Records provided
## start

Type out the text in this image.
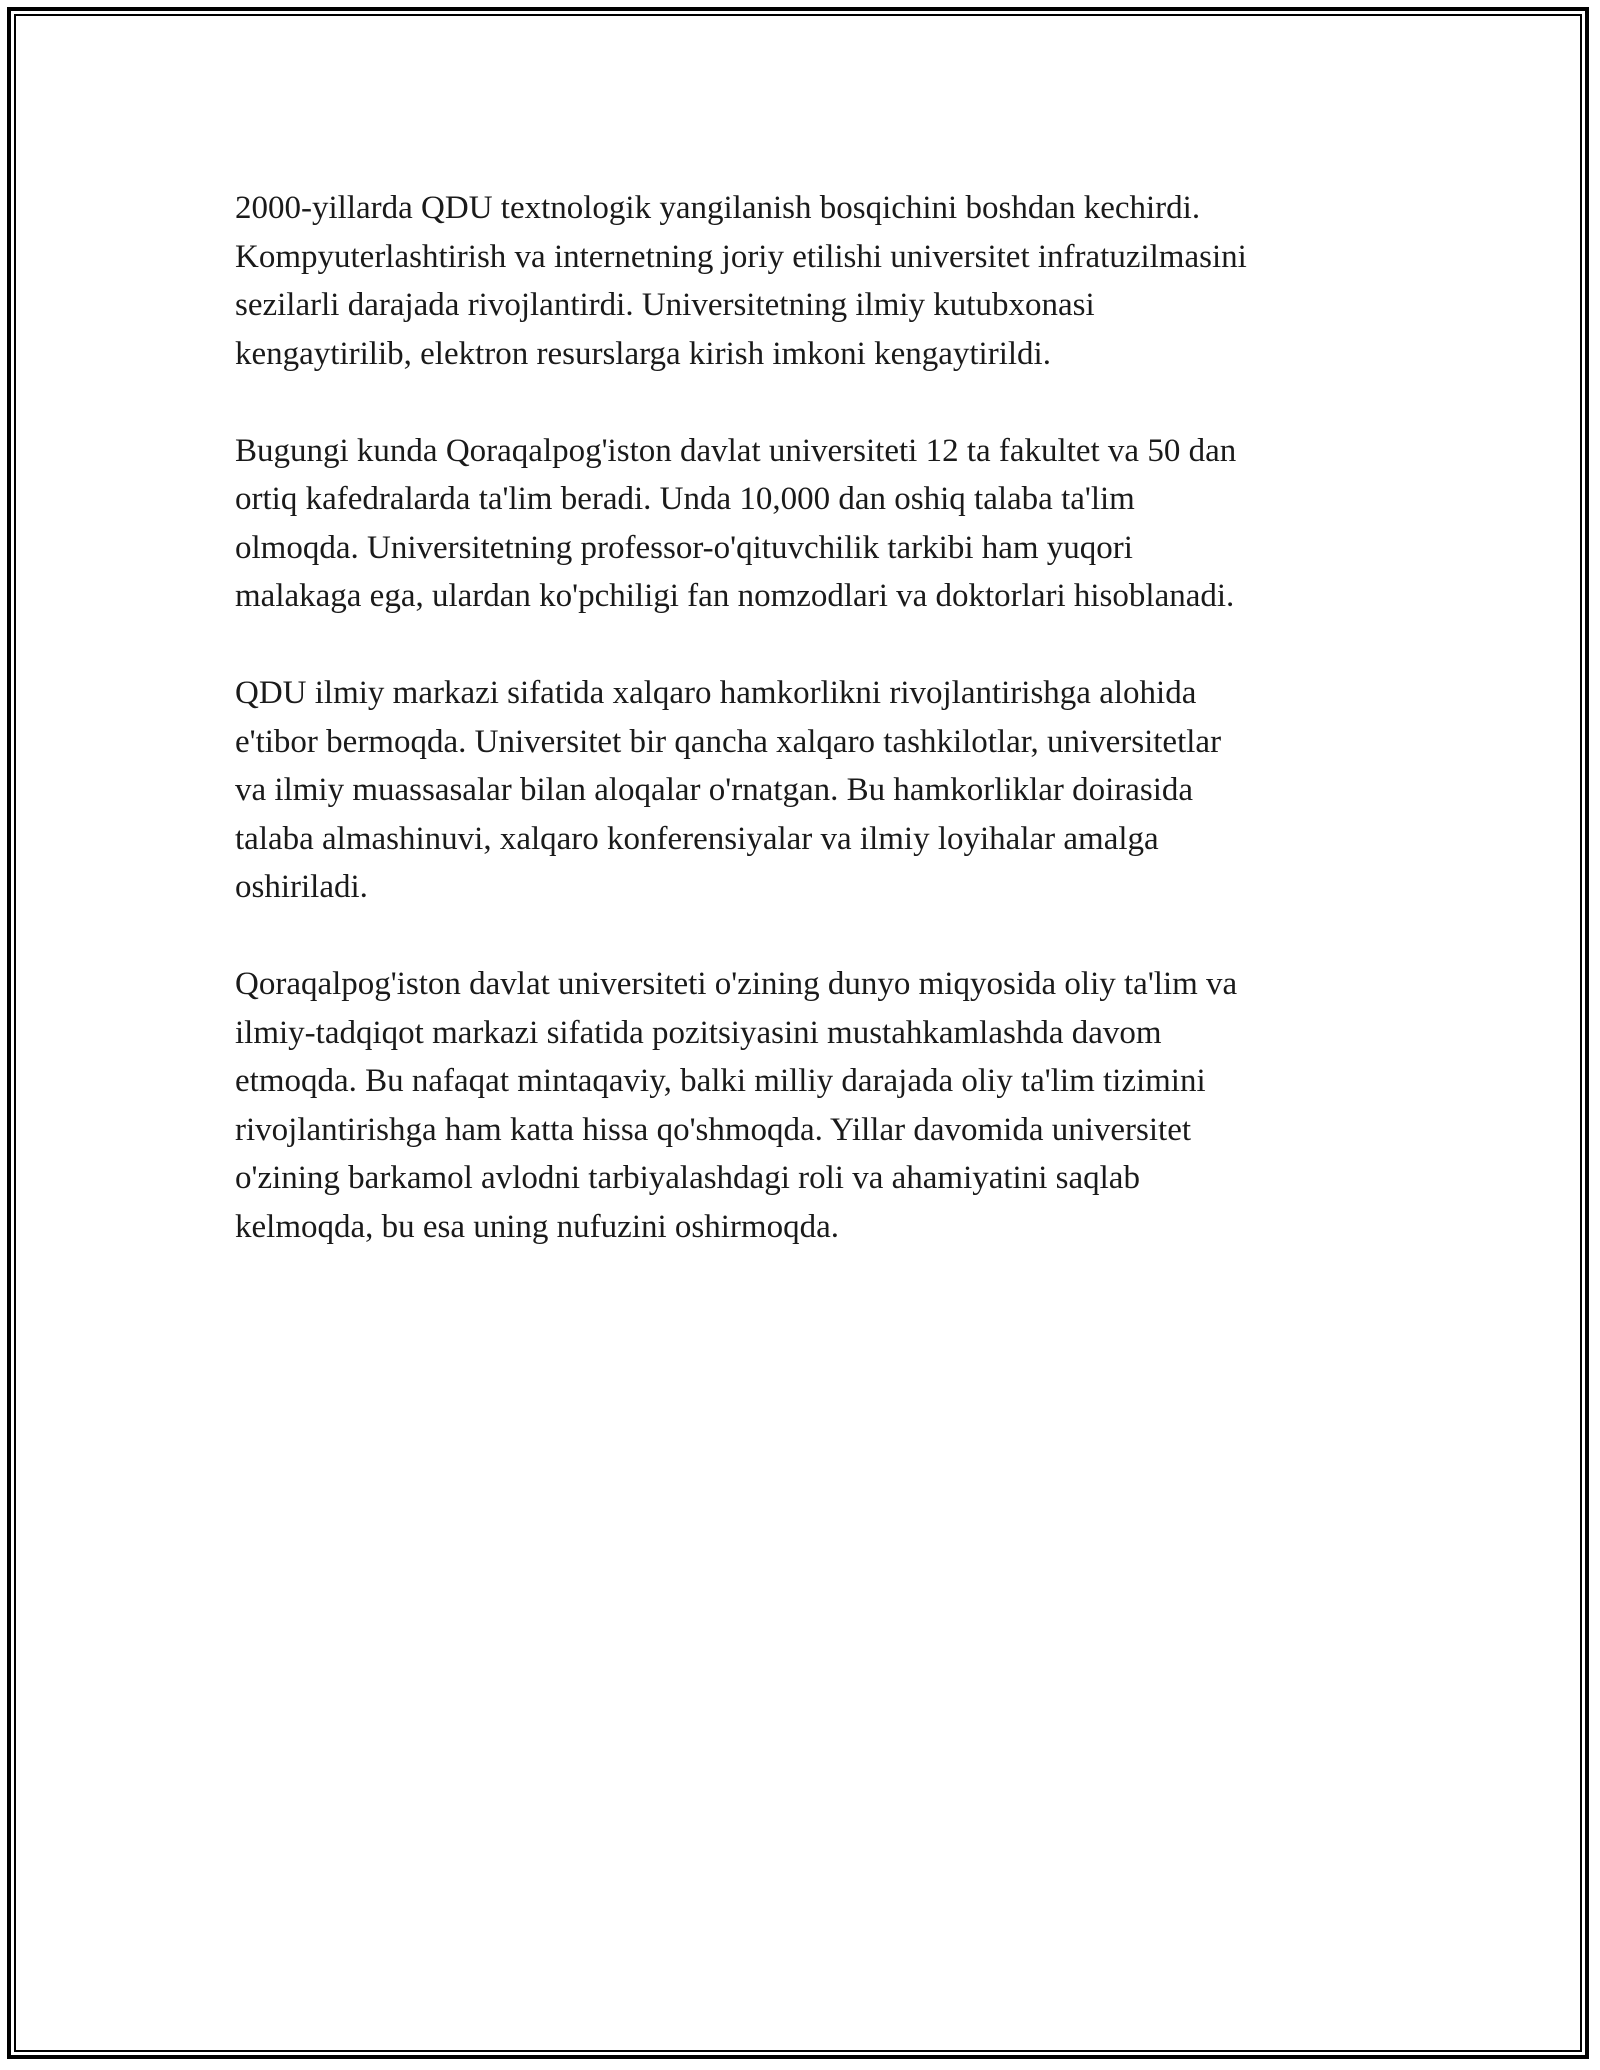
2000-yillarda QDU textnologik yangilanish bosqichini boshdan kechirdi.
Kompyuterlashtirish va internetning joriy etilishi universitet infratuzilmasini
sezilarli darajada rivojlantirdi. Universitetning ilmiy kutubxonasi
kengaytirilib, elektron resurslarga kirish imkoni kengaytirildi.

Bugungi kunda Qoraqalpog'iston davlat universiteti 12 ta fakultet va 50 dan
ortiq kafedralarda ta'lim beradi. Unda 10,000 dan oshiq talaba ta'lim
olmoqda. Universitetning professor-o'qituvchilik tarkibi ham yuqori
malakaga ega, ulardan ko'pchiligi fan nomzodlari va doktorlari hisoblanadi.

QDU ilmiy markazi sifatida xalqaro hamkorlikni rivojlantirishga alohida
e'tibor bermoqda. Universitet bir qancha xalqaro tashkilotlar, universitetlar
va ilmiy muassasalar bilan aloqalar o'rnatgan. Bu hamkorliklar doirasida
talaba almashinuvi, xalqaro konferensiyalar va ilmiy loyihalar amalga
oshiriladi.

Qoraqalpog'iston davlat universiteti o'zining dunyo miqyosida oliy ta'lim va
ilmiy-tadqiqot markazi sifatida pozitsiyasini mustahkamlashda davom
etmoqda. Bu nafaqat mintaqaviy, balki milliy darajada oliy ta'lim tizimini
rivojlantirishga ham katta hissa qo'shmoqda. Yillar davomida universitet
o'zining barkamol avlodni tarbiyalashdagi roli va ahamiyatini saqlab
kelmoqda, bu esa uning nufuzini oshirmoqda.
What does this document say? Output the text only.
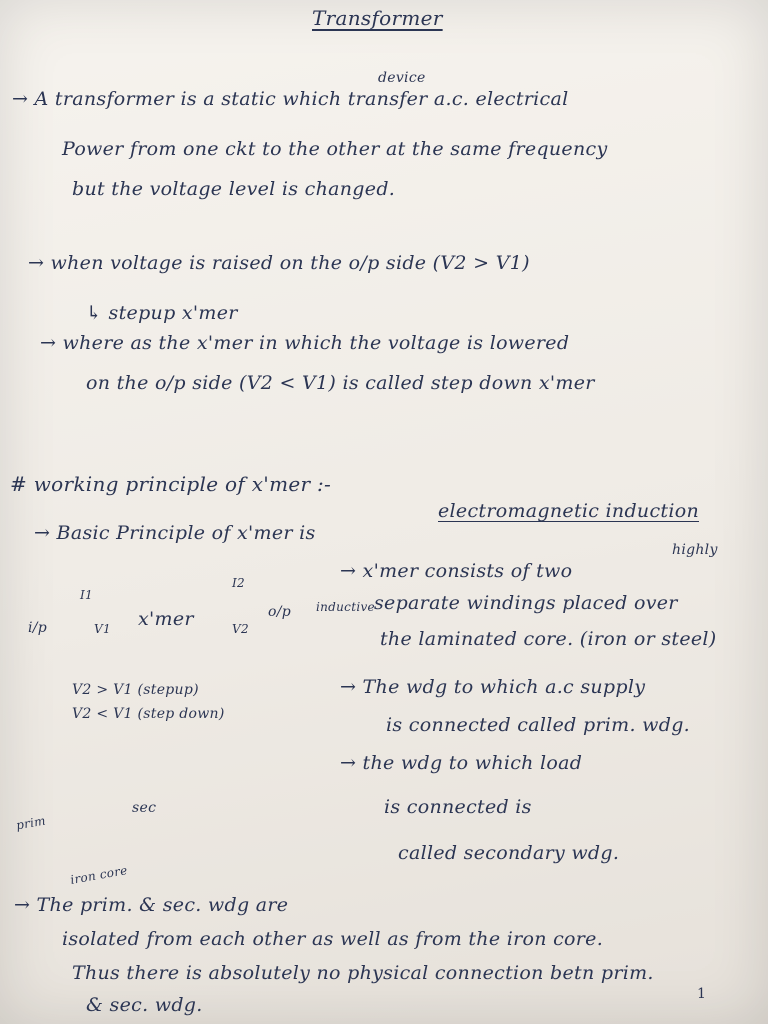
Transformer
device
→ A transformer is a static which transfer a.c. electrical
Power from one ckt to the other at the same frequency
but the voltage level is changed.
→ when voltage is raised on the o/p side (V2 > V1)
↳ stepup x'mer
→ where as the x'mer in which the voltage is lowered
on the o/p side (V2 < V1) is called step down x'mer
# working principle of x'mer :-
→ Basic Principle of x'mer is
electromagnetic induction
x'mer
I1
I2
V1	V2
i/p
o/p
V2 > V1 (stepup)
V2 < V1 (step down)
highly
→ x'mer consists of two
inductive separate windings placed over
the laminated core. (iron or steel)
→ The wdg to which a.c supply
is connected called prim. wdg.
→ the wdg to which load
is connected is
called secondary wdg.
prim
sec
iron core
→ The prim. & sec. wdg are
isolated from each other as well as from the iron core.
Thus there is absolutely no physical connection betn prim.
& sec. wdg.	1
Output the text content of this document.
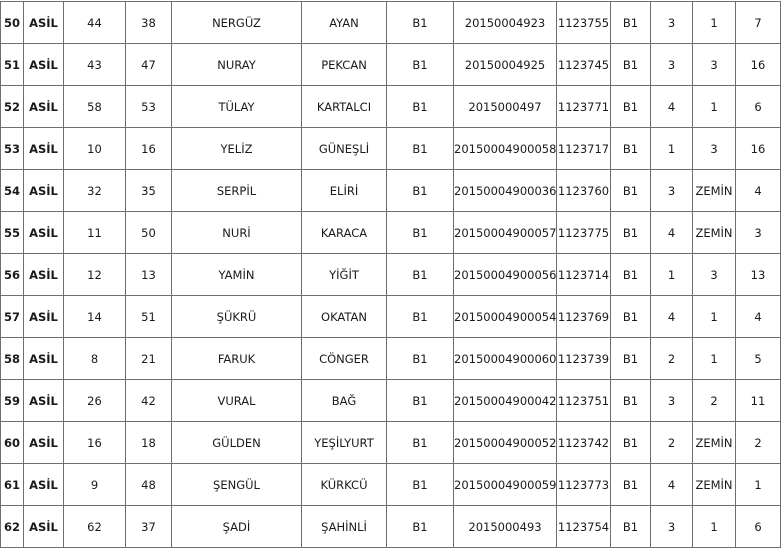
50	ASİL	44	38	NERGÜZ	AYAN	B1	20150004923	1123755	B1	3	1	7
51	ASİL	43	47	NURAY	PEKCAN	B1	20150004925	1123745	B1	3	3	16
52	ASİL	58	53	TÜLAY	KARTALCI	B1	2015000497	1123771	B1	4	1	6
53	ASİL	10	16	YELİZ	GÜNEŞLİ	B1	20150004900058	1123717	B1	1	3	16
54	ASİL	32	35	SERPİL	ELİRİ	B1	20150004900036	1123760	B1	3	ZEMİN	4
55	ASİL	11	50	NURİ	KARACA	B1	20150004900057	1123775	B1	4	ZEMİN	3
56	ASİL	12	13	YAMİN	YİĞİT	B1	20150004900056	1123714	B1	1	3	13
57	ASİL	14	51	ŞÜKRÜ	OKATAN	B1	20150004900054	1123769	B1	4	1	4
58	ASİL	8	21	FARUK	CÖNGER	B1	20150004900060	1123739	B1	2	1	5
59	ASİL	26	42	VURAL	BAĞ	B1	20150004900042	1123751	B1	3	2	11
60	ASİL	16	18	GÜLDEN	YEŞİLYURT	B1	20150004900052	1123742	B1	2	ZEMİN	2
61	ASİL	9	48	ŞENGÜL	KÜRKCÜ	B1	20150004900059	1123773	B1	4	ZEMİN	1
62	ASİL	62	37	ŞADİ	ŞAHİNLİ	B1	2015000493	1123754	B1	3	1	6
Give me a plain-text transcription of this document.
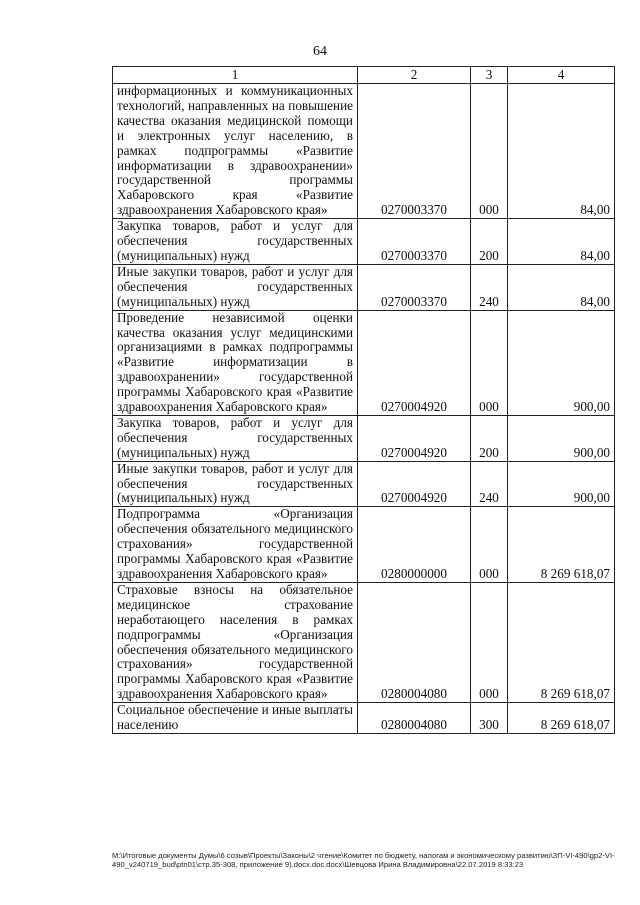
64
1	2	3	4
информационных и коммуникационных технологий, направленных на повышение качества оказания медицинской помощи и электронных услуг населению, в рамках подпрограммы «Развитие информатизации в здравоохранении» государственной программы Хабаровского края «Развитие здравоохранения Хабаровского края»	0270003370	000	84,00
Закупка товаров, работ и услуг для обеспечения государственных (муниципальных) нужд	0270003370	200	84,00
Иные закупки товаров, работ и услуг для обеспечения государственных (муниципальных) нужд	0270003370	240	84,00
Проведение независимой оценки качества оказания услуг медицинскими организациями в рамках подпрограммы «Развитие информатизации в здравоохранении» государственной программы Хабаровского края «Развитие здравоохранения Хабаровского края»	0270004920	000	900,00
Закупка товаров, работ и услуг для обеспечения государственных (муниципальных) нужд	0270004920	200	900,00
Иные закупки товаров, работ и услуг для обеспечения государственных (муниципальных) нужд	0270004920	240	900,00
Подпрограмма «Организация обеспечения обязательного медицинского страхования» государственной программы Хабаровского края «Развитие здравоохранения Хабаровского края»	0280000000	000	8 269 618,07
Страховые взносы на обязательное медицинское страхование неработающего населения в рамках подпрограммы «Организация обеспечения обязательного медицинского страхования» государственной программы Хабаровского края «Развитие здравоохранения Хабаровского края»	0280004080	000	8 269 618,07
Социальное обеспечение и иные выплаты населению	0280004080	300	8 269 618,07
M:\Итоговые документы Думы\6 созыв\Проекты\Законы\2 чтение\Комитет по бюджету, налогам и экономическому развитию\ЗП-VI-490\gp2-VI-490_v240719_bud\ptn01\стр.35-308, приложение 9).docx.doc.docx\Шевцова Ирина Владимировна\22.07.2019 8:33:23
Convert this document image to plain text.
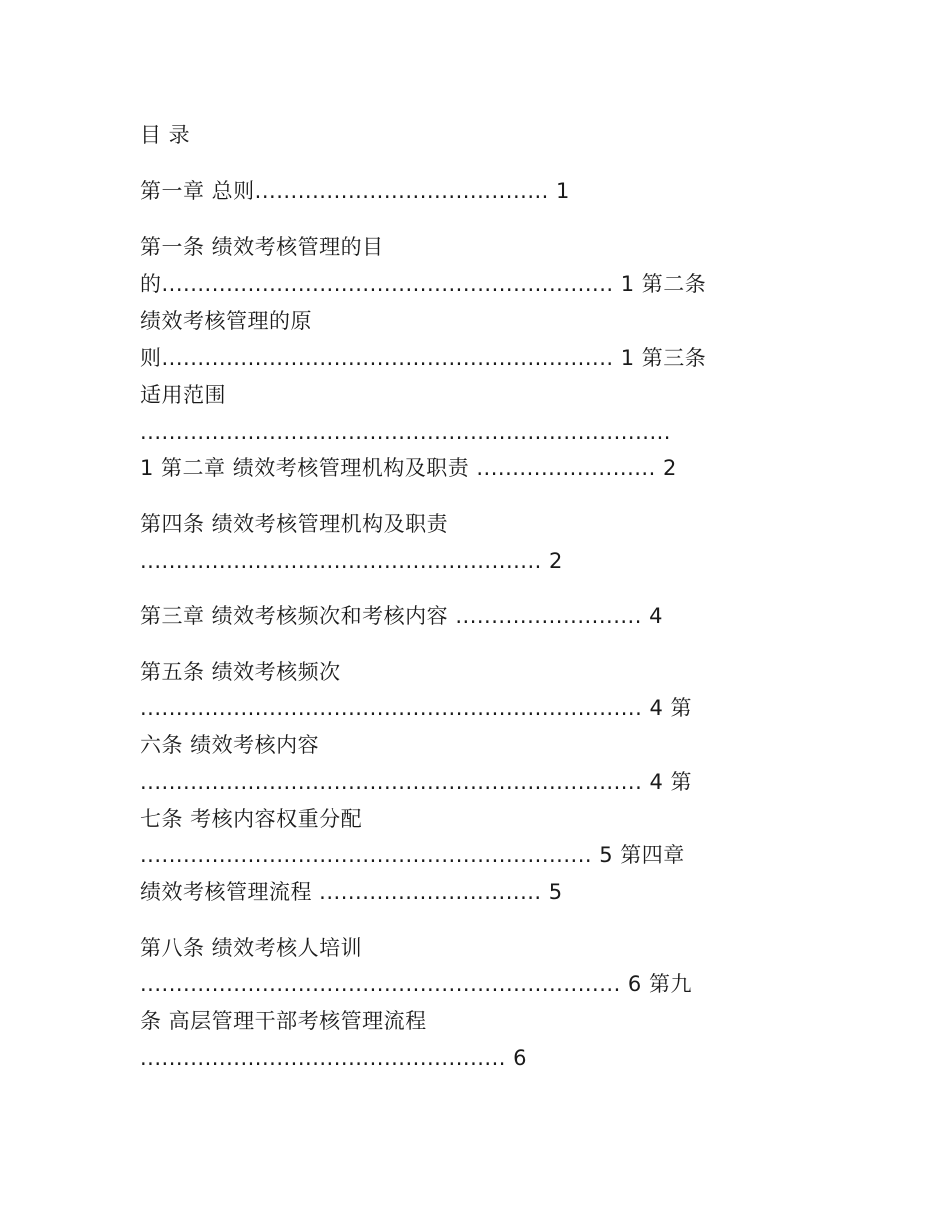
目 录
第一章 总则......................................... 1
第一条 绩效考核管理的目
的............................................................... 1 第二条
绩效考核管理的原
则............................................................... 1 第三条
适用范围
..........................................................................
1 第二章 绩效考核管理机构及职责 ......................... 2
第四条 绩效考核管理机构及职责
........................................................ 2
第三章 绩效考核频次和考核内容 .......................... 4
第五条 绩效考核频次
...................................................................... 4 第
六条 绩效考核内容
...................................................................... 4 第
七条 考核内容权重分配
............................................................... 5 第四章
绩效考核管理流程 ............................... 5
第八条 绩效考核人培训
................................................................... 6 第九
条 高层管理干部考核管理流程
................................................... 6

## end

Written exercise
Go through the records and show every line with the string "universiteti" in it.

Task output
Bugungi kunda Qoraqalpog'iston davlat universiteti 12 ta fakultet va 50 dan
Qoraqalpog'iston davlat universiteti o'zining dunyo miqyosida oliy ta'lim va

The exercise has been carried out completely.